The task
Locate each line with the string "name" in the listing below and copy it.

start The input

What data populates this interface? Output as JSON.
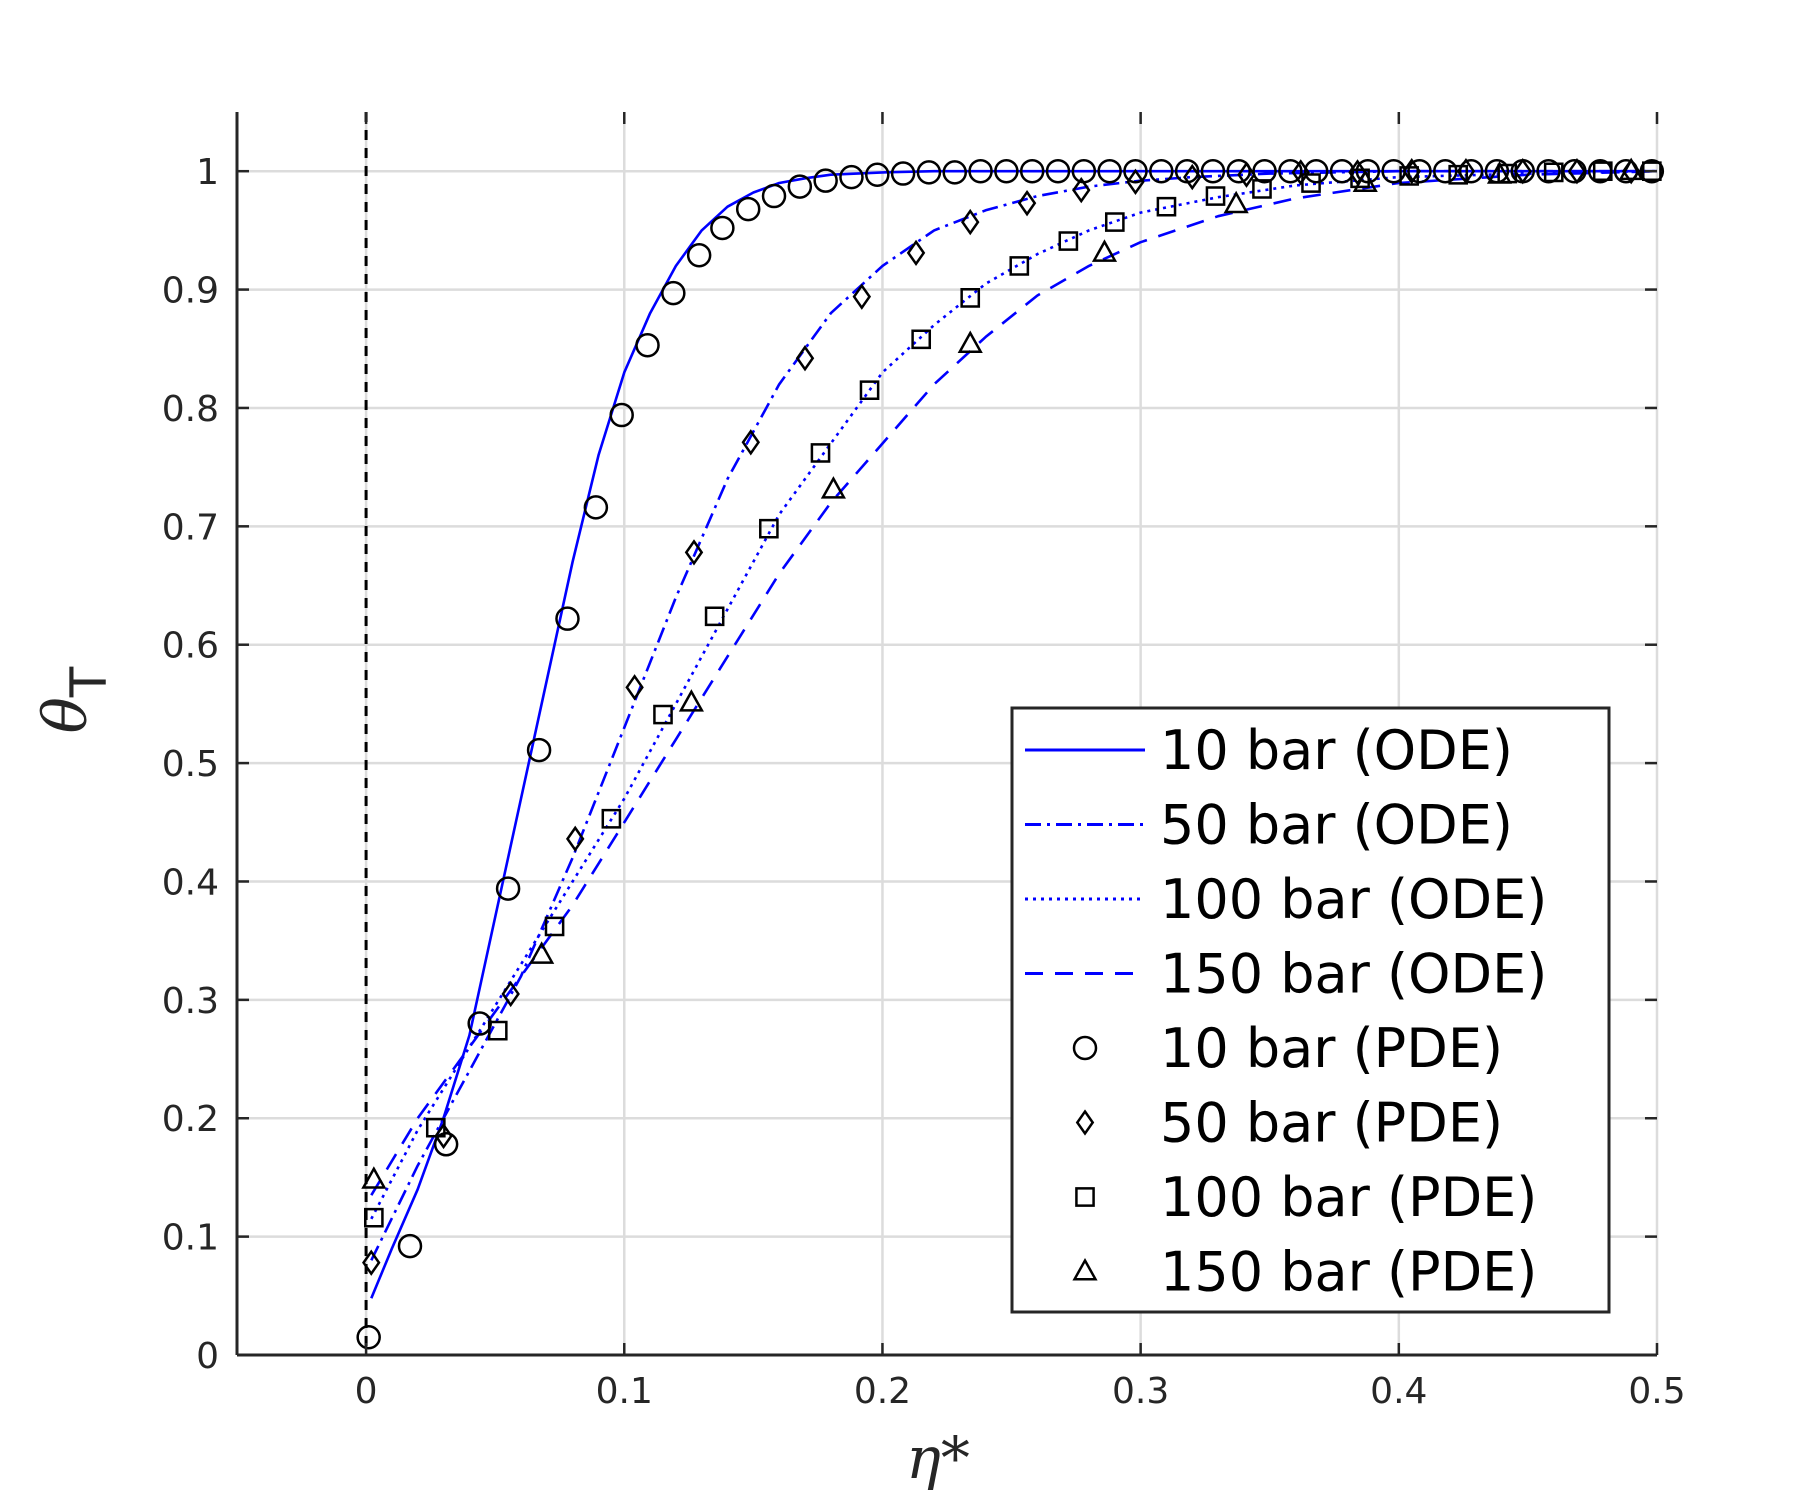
{
  "chart_data": {
    "type": "line",
    "xlabel": "η*",
    "ylabel": "θ",
    "ylabel_subscript": "T",
    "xlim": [
      -0.05,
      0.5
    ],
    "ylim": [
      0,
      1.05
    ],
    "xticks": [
      0,
      0.1,
      0.2,
      0.3,
      0.4,
      0.5
    ],
    "xtick_labels": [
      "0",
      "0.1",
      "0.2",
      "0.3",
      "0.4",
      "0.5"
    ],
    "yticks": [
      0,
      0.1,
      0.2,
      0.3,
      0.4,
      0.5,
      0.6,
      0.7,
      0.8,
      0.9,
      1
    ],
    "ytick_labels": [
      "0",
      "0.1",
      "0.2",
      "0.3",
      "0.4",
      "0.5",
      "0.6",
      "0.7",
      "0.8",
      "0.9",
      "1"
    ],
    "grid": true,
    "legend_position": "bottom-right",
    "reference_line": {
      "x": 0,
      "style": "dashed",
      "color": "#000000"
    },
    "line_color": "#0000ff",
    "marker_color": "#000000",
    "series": [
      {
        "name": "10 bar (ODE)",
        "kind": "line",
        "dash": "solid",
        "x": [
          0.002,
          0.01,
          0.02,
          0.03,
          0.04,
          0.05,
          0.06,
          0.07,
          0.08,
          0.09,
          0.1,
          0.11,
          0.12,
          0.13,
          0.14,
          0.15,
          0.16,
          0.17,
          0.18,
          0.2,
          0.22,
          0.25,
          0.3,
          0.4,
          0.5
        ],
        "y": [
          0.048,
          0.09,
          0.14,
          0.2,
          0.27,
          0.37,
          0.47,
          0.57,
          0.67,
          0.76,
          0.83,
          0.88,
          0.92,
          0.95,
          0.97,
          0.982,
          0.99,
          0.994,
          0.997,
          0.999,
          1.0,
          1.0,
          1.0,
          1.0,
          1.0
        ]
      },
      {
        "name": "50 bar (ODE)",
        "kind": "line",
        "dash": "dashdot",
        "x": [
          0.002,
          0.02,
          0.04,
          0.06,
          0.08,
          0.1,
          0.12,
          0.14,
          0.16,
          0.18,
          0.2,
          0.22,
          0.24,
          0.26,
          0.28,
          0.3,
          0.32,
          0.35,
          0.4,
          0.45,
          0.5
        ],
        "y": [
          0.08,
          0.16,
          0.24,
          0.32,
          0.42,
          0.53,
          0.64,
          0.74,
          0.82,
          0.88,
          0.92,
          0.95,
          0.967,
          0.979,
          0.987,
          0.992,
          0.995,
          0.998,
          1.0,
          1.0,
          1.0
        ]
      },
      {
        "name": "100 bar (ODE)",
        "kind": "line",
        "dash": "dotted",
        "x": [
          0.002,
          0.02,
          0.04,
          0.06,
          0.08,
          0.1,
          0.12,
          0.14,
          0.16,
          0.18,
          0.2,
          0.22,
          0.24,
          0.26,
          0.28,
          0.3,
          0.33,
          0.36,
          0.4,
          0.45,
          0.5
        ],
        "y": [
          0.115,
          0.19,
          0.26,
          0.33,
          0.4,
          0.47,
          0.55,
          0.63,
          0.71,
          0.77,
          0.83,
          0.87,
          0.905,
          0.93,
          0.95,
          0.965,
          0.978,
          0.988,
          0.995,
          0.998,
          1.0
        ]
      },
      {
        "name": "150 bar (ODE)",
        "kind": "line",
        "dash": "dashed",
        "x": [
          0.002,
          0.02,
          0.04,
          0.06,
          0.08,
          0.1,
          0.12,
          0.14,
          0.16,
          0.18,
          0.2,
          0.22,
          0.24,
          0.26,
          0.28,
          0.3,
          0.33,
          0.36,
          0.4,
          0.45,
          0.5
        ],
        "y": [
          0.135,
          0.2,
          0.26,
          0.32,
          0.38,
          0.45,
          0.52,
          0.59,
          0.66,
          0.72,
          0.77,
          0.82,
          0.86,
          0.895,
          0.92,
          0.94,
          0.962,
          0.977,
          0.99,
          0.997,
          1.0
        ]
      },
      {
        "name": "10 bar (PDE)",
        "kind": "marker",
        "marker": "circle",
        "x": [
          0.001,
          0.017,
          0.031,
          0.044,
          0.055,
          0.067,
          0.078,
          0.089,
          0.099,
          0.109,
          0.119,
          0.129,
          0.138,
          0.148,
          0.158,
          0.168,
          0.178,
          0.188,
          0.198,
          0.208,
          0.218,
          0.228,
          0.238,
          0.248,
          0.258,
          0.268,
          0.278,
          0.288,
          0.298,
          0.308,
          0.318,
          0.328,
          0.338,
          0.348,
          0.358,
          0.368,
          0.378,
          0.388,
          0.398,
          0.408,
          0.418,
          0.428,
          0.438,
          0.448,
          0.458,
          0.468,
          0.478,
          0.488,
          0.498
        ],
        "y": [
          0.015,
          0.092,
          0.178,
          0.28,
          0.394,
          0.511,
          0.622,
          0.716,
          0.794,
          0.853,
          0.897,
          0.929,
          0.952,
          0.968,
          0.979,
          0.987,
          0.992,
          0.995,
          0.997,
          0.998,
          0.999,
          0.999,
          1.0,
          1.0,
          1.0,
          1.0,
          1.0,
          1.0,
          1.0,
          1.0,
          1.0,
          1.0,
          1.0,
          1.0,
          1.0,
          1.0,
          1.0,
          1.0,
          1.0,
          1.0,
          1.0,
          1.0,
          1.0,
          1.0,
          1.0,
          1.0,
          1.0,
          1.0,
          1.0
        ]
      },
      {
        "name": "50 bar (PDE)",
        "kind": "marker",
        "marker": "diamond",
        "x": [
          0.002,
          0.03,
          0.056,
          0.081,
          0.104,
          0.127,
          0.149,
          0.17,
          0.192,
          0.213,
          0.234,
          0.256,
          0.277,
          0.298,
          0.32,
          0.341,
          0.362,
          0.384,
          0.405,
          0.426,
          0.448,
          0.469,
          0.49
        ],
        "y": [
          0.078,
          0.185,
          0.305,
          0.436,
          0.564,
          0.678,
          0.771,
          0.842,
          0.894,
          0.931,
          0.957,
          0.973,
          0.984,
          0.991,
          0.995,
          0.997,
          0.999,
          0.999,
          1.0,
          1.0,
          1.0,
          1.0,
          1.0
        ]
      },
      {
        "name": "100 bar (PDE)",
        "kind": "marker",
        "marker": "square",
        "x": [
          0.003,
          0.027,
          0.051,
          0.073,
          0.095,
          0.115,
          0.135,
          0.156,
          0.176,
          0.195,
          0.215,
          0.234,
          0.253,
          0.272,
          0.29,
          0.31,
          0.329,
          0.347,
          0.366,
          0.385,
          0.404,
          0.423,
          0.442,
          0.46,
          0.479,
          0.498
        ],
        "y": [
          0.116,
          0.192,
          0.274,
          0.362,
          0.453,
          0.541,
          0.624,
          0.698,
          0.762,
          0.815,
          0.858,
          0.893,
          0.92,
          0.941,
          0.957,
          0.97,
          0.979,
          0.985,
          0.99,
          0.994,
          0.996,
          0.997,
          0.998,
          0.999,
          1.0,
          1.0
        ]
      },
      {
        "name": "150 bar (PDE)",
        "kind": "marker",
        "marker": "triangle",
        "x": [
          0.003,
          0.068,
          0.126,
          0.181,
          0.234,
          0.286,
          0.337,
          0.387,
          0.439,
          0.49
        ],
        "y": [
          0.148,
          0.338,
          0.551,
          0.731,
          0.854,
          0.931,
          0.972,
          0.99,
          0.997,
          1.0
        ]
      }
    ]
  }
}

end The input

Solution for this task
        "name": "10 bar (ODE)",
        "name": "50 bar (ODE)",
        "name": "100 bar (ODE)",
        "name": "150 bar (ODE)",
        "name": "10 bar (PDE)",
        "name": "50 bar (PDE)",
        "name": "100 bar (PDE)",
        "name": "150 bar (PDE)",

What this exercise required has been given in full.